What you have to do:
Copy out the lines between the one holding "day-number: 28 (25, 436, 122, 452)" and the one holding "sunset-text: Sunset: 7:36", inclusive, with no changes.

---------- Extracted data ----------

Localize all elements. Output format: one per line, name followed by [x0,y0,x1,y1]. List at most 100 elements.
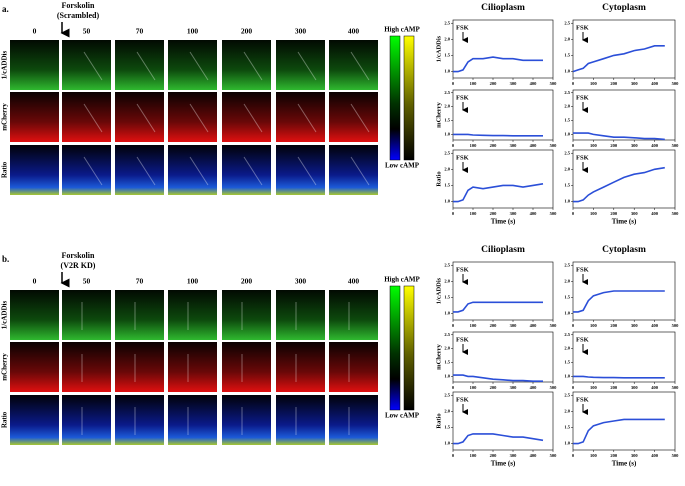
x-tick-label: 300 [510,81,518,86]
image-tile [329,145,378,195]
time-label: 100 [187,277,199,286]
colorbar [403,285,415,411]
x-tick-label: 200 [610,211,618,216]
y-tick-label: 1.5 [444,424,450,429]
y-tick-label: 1.5 [564,52,570,57]
row-label: Ratio [1,411,9,428]
x-tick-label: 300 [510,385,518,390]
image-tile [62,145,111,195]
y-tick-label: 1.0 [444,131,450,136]
x-tick-label: 0 [452,211,455,216]
x-tick-label: 200 [610,323,618,328]
x-tick-label: 500 [672,323,680,328]
y-tick-label: 2.5 [444,262,450,267]
cilium [350,51,370,81]
x-tick-label: 400 [530,385,538,390]
row-label: mCherry [1,353,9,381]
x-tick-label: 500 [672,211,680,216]
y-tick-label: 2.5 [444,20,450,25]
row-label: mCherry [1,103,9,131]
x-tick-label: 500 [550,453,558,458]
x-tick-label: 400 [530,453,538,458]
image-tile [168,145,217,195]
image-tile [62,395,111,445]
image-tile [62,92,111,142]
y-tick-label: 1.5 [444,294,450,299]
x-tick-label: 0 [452,385,455,390]
image-tile [62,290,111,340]
image-tile [222,40,271,90]
cilium [297,103,317,133]
cilium [297,51,317,81]
y-tick-label: 1.5 [564,118,570,123]
cilium [350,156,370,186]
x-tick-label: 200 [490,453,498,458]
image-tile [329,342,378,392]
plot-frame [572,391,676,451]
x-tick-label: 0 [452,323,455,328]
x-tick-label: 300 [631,211,639,216]
x-tick-label: 500 [672,453,680,458]
image-tile [329,395,378,445]
mean-line [573,132,665,141]
image-tile [115,290,164,340]
panel-label: b. [2,254,9,264]
x-tick-label: 0 [452,143,455,148]
y-tick-label: 1.5 [564,294,570,299]
y-tick-label: 2.5 [444,150,450,155]
colorbar-low: Low cAMP [385,162,420,170]
annotation: FSK [456,396,469,403]
y-tick-label: 2.0 [564,36,570,41]
y-axis-label: Ratio [435,413,442,428]
mean-line [453,133,543,137]
image-tile [168,290,217,340]
x-tick-label: 100 [590,453,598,458]
x-axis-label: Time (s) [491,460,516,468]
time-label: 0 [33,27,37,36]
x-tick-label: 100 [590,385,598,390]
y-tick-label: 2.0 [564,166,570,171]
cilium [136,156,156,186]
x-tick-label: 0 [452,453,455,458]
x-tick-label: 100 [590,323,598,328]
chart-title: Cilioplasm [481,3,525,13]
x-tick-label: 400 [530,323,538,328]
image-tile [10,92,59,142]
x-tick-label: 0 [452,81,455,86]
y-tick-label: 1.5 [564,424,570,429]
drug-label: Forskolin [62,1,95,10]
y-tick-label: 2.5 [444,90,450,95]
cilium [189,51,209,81]
time-label: 70 [136,27,144,36]
time-label: 70 [136,277,144,286]
image-tile [10,40,59,90]
cilium [350,103,370,133]
x-tick-label: 400 [651,385,659,390]
cilium [136,51,156,81]
mean-line [453,433,544,445]
x-tick-label: 0 [572,81,575,86]
plot-frame [452,19,554,79]
y-tick-label: 1.0 [564,373,570,378]
mean-line [453,56,543,73]
x-tick-label: 500 [672,385,680,390]
x-tick-label: 500 [550,81,558,86]
y-tick-label: 2.0 [564,408,570,413]
y-tick-label: 1.5 [444,52,450,57]
colorbar [389,35,401,161]
y-tick-label: 1.0 [564,199,570,204]
plot-frame [572,149,676,209]
x-tick-label: 400 [530,143,538,148]
annotation: FSK [456,94,469,101]
time-label: 200 [241,277,253,286]
image-tile [222,92,271,142]
y-tick-label: 1.0 [444,199,450,204]
x-tick-label: 400 [651,211,659,216]
x-tick-label: 200 [610,143,618,148]
y-axis-label: mCherry [435,101,442,127]
plot-frame [572,89,676,141]
y-tick-label: 1.0 [564,311,570,316]
x-tick-label: 100 [470,143,478,148]
y-tick-label: 2.0 [444,408,450,413]
annotation: FSK [576,336,589,343]
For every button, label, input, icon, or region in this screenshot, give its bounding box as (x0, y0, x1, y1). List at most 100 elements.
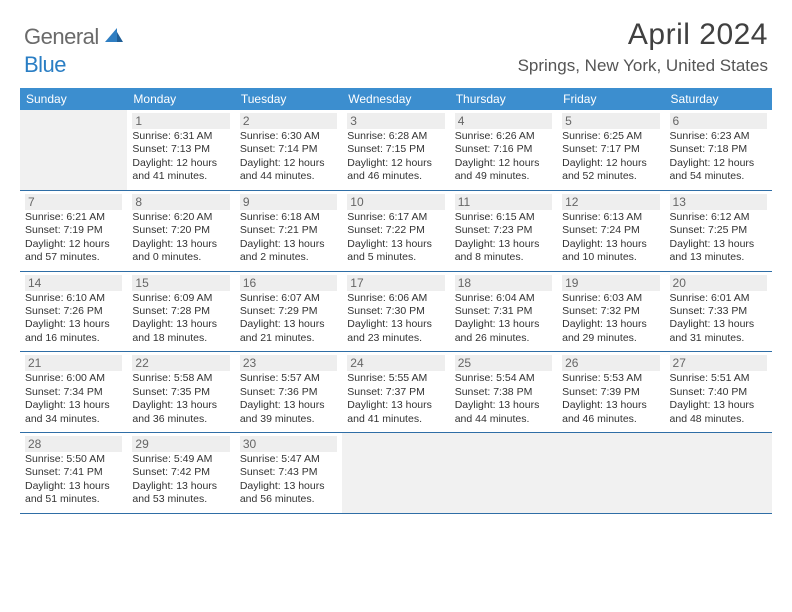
day-number: 28 (25, 436, 122, 452)
daylight-text: and 34 minutes. (25, 413, 122, 426)
day-cell: 11Sunrise: 6:15 AMSunset: 7:23 PMDayligh… (450, 191, 557, 271)
sunrise-text: Sunrise: 6:15 AM (455, 211, 552, 224)
daylight-text: and 44 minutes. (240, 170, 337, 183)
sunset-text: Sunset: 7:37 PM (347, 386, 444, 399)
sunset-text: Sunset: 7:36 PM (240, 386, 337, 399)
daylight-text: Daylight: 12 hours (562, 157, 659, 170)
daylight-text: and 54 minutes. (670, 170, 767, 183)
daylight-text: Daylight: 13 hours (132, 480, 229, 493)
day-header: Tuesday (235, 88, 342, 110)
day-number: 14 (25, 275, 122, 291)
sunset-text: Sunset: 7:28 PM (132, 305, 229, 318)
daylight-text: Daylight: 13 hours (562, 318, 659, 331)
sunset-text: Sunset: 7:33 PM (670, 305, 767, 318)
week-row: 14Sunrise: 6:10 AMSunset: 7:26 PM Dayligh… (20, 272, 772, 353)
daylight-text: and 23 minutes. (347, 332, 444, 345)
day-cell: 23Sunrise: 5:57 AMSunset: 7:36 PMDayligh… (235, 352, 342, 432)
daylight-text: Daylight: 13 hours (670, 238, 767, 251)
sunrise-text: Sunrise: 6:25 AM (562, 130, 659, 143)
day-cell: 9Sunrise: 6:18 AMSunset: 7:21 PMDaylight… (235, 191, 342, 271)
daylight-text: Daylight: 13 hours (240, 480, 337, 493)
sunrise-text: Sunrise: 6:09 AM (132, 292, 229, 305)
daylight-text: Daylight: 13 hours (455, 238, 552, 251)
sunrise-text: Sunrise: 6:30 AM (240, 130, 337, 143)
day-cell: 5Sunrise: 6:25 AMSunset: 7:17 PMDaylight… (557, 110, 664, 190)
day-header: Thursday (450, 88, 557, 110)
daylight-text: and 46 minutes. (562, 413, 659, 426)
sunrise-text: Sunrise: 6:26 AM (455, 130, 552, 143)
daylight-text: and 16 minutes. (25, 332, 122, 345)
day-cell: 14Sunrise: 6:10 AMSunset: 7:26 PMDayligh… (20, 272, 127, 352)
sunset-text: Sunset: 7:20 PM (132, 224, 229, 237)
day-cell: 26Sunrise: 5:53 AMSunset: 7:39 PMDayligh… (557, 352, 664, 432)
sunrise-text: Sunrise: 6:04 AM (455, 292, 552, 305)
sunset-text: Sunset: 7:19 PM (25, 224, 122, 237)
sunrise-text: Sunrise: 6:10 AM (25, 292, 122, 305)
sunrise-text: Sunrise: 6:00 AM (25, 372, 122, 385)
daylight-text: and 0 minutes. (132, 251, 229, 264)
day-cell: 30Sunrise: 5:47 AMSunset: 7:43 PMDayligh… (235, 433, 342, 513)
day-cell: 22Sunrise: 5:58 AMSunset: 7:35 PMDayligh… (127, 352, 234, 432)
daylight-text: Daylight: 13 hours (562, 238, 659, 251)
sunset-text: Sunset: 7:29 PM (240, 305, 337, 318)
sunset-text: Sunset: 7:38 PM (455, 386, 552, 399)
sunrise-text: Sunrise: 5:47 AM (240, 453, 337, 466)
day-number: 9 (240, 194, 337, 210)
week-row: 28Sunrise: 5:50 AMSunset: 7:41 PMDayligh… (20, 433, 772, 514)
empty-cell (557, 433, 664, 513)
sunrise-text: Sunrise: 6:23 AM (670, 130, 767, 143)
week-row: 1Sunrise: 6:31 AMSunset: 7:13 PMDaylight… (20, 110, 772, 191)
daylight-text: Daylight: 13 hours (25, 399, 122, 412)
day-number: 26 (562, 355, 659, 371)
day-header: Sunday (20, 88, 127, 110)
day-header: Friday (557, 88, 664, 110)
daylight-text: and 57 minutes. (25, 251, 122, 264)
daylight-text: Daylight: 13 hours (240, 318, 337, 331)
daylight-text: and 53 minutes. (132, 493, 229, 506)
sunrise-text: Sunrise: 6:07 AM (240, 292, 337, 305)
daylight-text: and 52 minutes. (562, 170, 659, 183)
day-cell: 10Sunrise: 6:17 AMSunset: 7:22 PMDayligh… (342, 191, 449, 271)
day-number: 30 (240, 436, 337, 452)
logo: General (24, 18, 127, 50)
day-cell: 28Sunrise: 5:50 AMSunset: 7:41 PMDayligh… (20, 433, 127, 513)
daylight-text: and 46 minutes. (347, 170, 444, 183)
day-number: 10 (347, 194, 444, 210)
daylight-text: and 10 minutes. (562, 251, 659, 264)
sunrise-text: Sunrise: 5:58 AM (132, 372, 229, 385)
day-number: 13 (670, 194, 767, 210)
day-number: 4 (455, 113, 552, 129)
daylight-text: and 36 minutes. (132, 413, 229, 426)
day-number: 7 (25, 194, 122, 210)
day-cell: 6Sunrise: 6:23 AMSunset: 7:18 PMDaylight… (665, 110, 772, 190)
daylight-text: Daylight: 12 hours (670, 157, 767, 170)
sunset-text: Sunset: 7:22 PM (347, 224, 444, 237)
day-number: 24 (347, 355, 444, 371)
day-cell: 29Sunrise: 5:49 AMSunset: 7:42 PMDayligh… (127, 433, 234, 513)
sunrise-text: Sunrise: 5:57 AM (240, 372, 337, 385)
day-cell: 4Sunrise: 6:26 AMSunset: 7:16 PMDaylight… (450, 110, 557, 190)
empty-cell (665, 433, 772, 513)
week-row: 7Sunrise: 6:21 AMSunset: 7:19 PMDaylight… (20, 191, 772, 272)
sunset-text: Sunset: 7:40 PM (670, 386, 767, 399)
day-cell: 25Sunrise: 5:54 AMSunset: 7:38 PMDayligh… (450, 352, 557, 432)
sunset-text: Sunset: 7:30 PM (347, 305, 444, 318)
sunset-text: Sunset: 7:43 PM (240, 466, 337, 479)
empty-cell (342, 433, 449, 513)
daylight-text: Daylight: 13 hours (132, 318, 229, 331)
header: General April 2024 Springs, New York, Un… (0, 0, 792, 80)
day-cell: 2Sunrise: 6:30 AMSunset: 7:14 PMDaylight… (235, 110, 342, 190)
daylight-text: and 31 minutes. (670, 332, 767, 345)
day-cell: 12Sunrise: 6:13 AMSunset: 7:24 PMDayligh… (557, 191, 664, 271)
sunset-text: Sunset: 7:26 PM (25, 305, 122, 318)
logo-text-blue: Blue (24, 52, 66, 77)
daylight-text: and 41 minutes. (132, 170, 229, 183)
day-header: Saturday (665, 88, 772, 110)
daylight-text: Daylight: 12 hours (132, 157, 229, 170)
sunset-text: Sunset: 7:14 PM (240, 143, 337, 156)
daylight-text: Daylight: 12 hours (25, 238, 122, 251)
daylight-text: Daylight: 13 hours (132, 399, 229, 412)
empty-cell (450, 433, 557, 513)
sunset-text: Sunset: 7:34 PM (25, 386, 122, 399)
day-header: Wednesday (342, 88, 449, 110)
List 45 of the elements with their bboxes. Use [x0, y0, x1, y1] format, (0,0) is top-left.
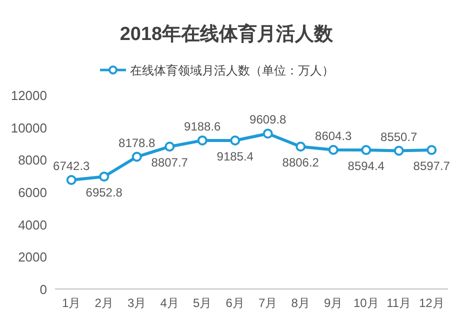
y-tick-label: 12000: [10, 88, 47, 103]
point: [66, 175, 76, 185]
data-label: 6742.3: [53, 159, 90, 173]
y-tick-label: 8000: [18, 152, 47, 168]
data-label: 9609.8: [250, 112, 287, 127]
point: [230, 136, 240, 146]
data-label: 9188.6: [184, 119, 222, 134]
data-label: 8597.7: [413, 159, 450, 174]
point: [164, 142, 175, 152]
point: [132, 152, 142, 162]
y-tick-label: 2000: [18, 250, 47, 265]
legend-label: 在线体育领域月活人数（单位：万人）: [130, 64, 334, 78]
point: [361, 145, 372, 156]
y-tick-label: 6000: [18, 185, 47, 200]
data-label: 9185.4: [216, 150, 254, 164]
point: [328, 144, 338, 155]
x-tick-label: 5月: [193, 296, 212, 310]
x-tick-label: 10月: [353, 296, 379, 310]
data-label: 8178.8: [118, 136, 156, 150]
x-tick-label: 2月: [94, 296, 114, 310]
x-tick-label: 1月: [62, 296, 81, 310]
chart-title: 2018年在线体育月活人数: [120, 23, 334, 45]
y-tick-label: 10000: [10, 120, 47, 136]
x-tick-label: 7月: [258, 296, 278, 310]
x-tick-label: 4月: [160, 296, 179, 310]
data-label: 8604.3: [315, 128, 352, 143]
data-label: 8550.7: [380, 130, 418, 144]
x-tick-label: 12月: [418, 296, 444, 310]
point: [394, 146, 404, 156]
data-label: 8594.4: [348, 159, 385, 174]
y-tick-label: 4000: [18, 217, 47, 232]
x-tick-label: 6月: [226, 296, 244, 310]
point: [296, 142, 306, 152]
x-tick-label: 11月: [386, 296, 412, 310]
point: [197, 135, 208, 146]
x-tick-label: 9月: [324, 296, 343, 310]
point: [262, 128, 273, 139]
x-tick-label: 3月: [128, 296, 146, 310]
y-tick-label: 0: [40, 282, 47, 297]
point: [99, 172, 110, 182]
data-label: 6952.8: [86, 186, 123, 200]
data-label: 8807.7: [151, 156, 188, 170]
data-label: 8806.2: [282, 156, 320, 170]
x-tick-label: 8月: [291, 296, 310, 310]
point: [426, 145, 437, 156]
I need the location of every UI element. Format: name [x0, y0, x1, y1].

----------

Full answer:
day-number: 28 (25, 436, 122, 452)
daylight-text: and 34 minutes. (25, 413, 122, 426)
day-cell: 11Sunrise: 6:15 AMSunset: 7:23 PMDayligh… (450, 191, 557, 271)
sunrise-text: Sunrise: 6:15 AM (455, 211, 552, 224)
daylight-text: and 44 minutes. (240, 170, 337, 183)
sunset-text: Sunset: 7:37 PM (347, 386, 444, 399)
sunset-text: Sunset: 7:36 PM (240, 386, 337, 399)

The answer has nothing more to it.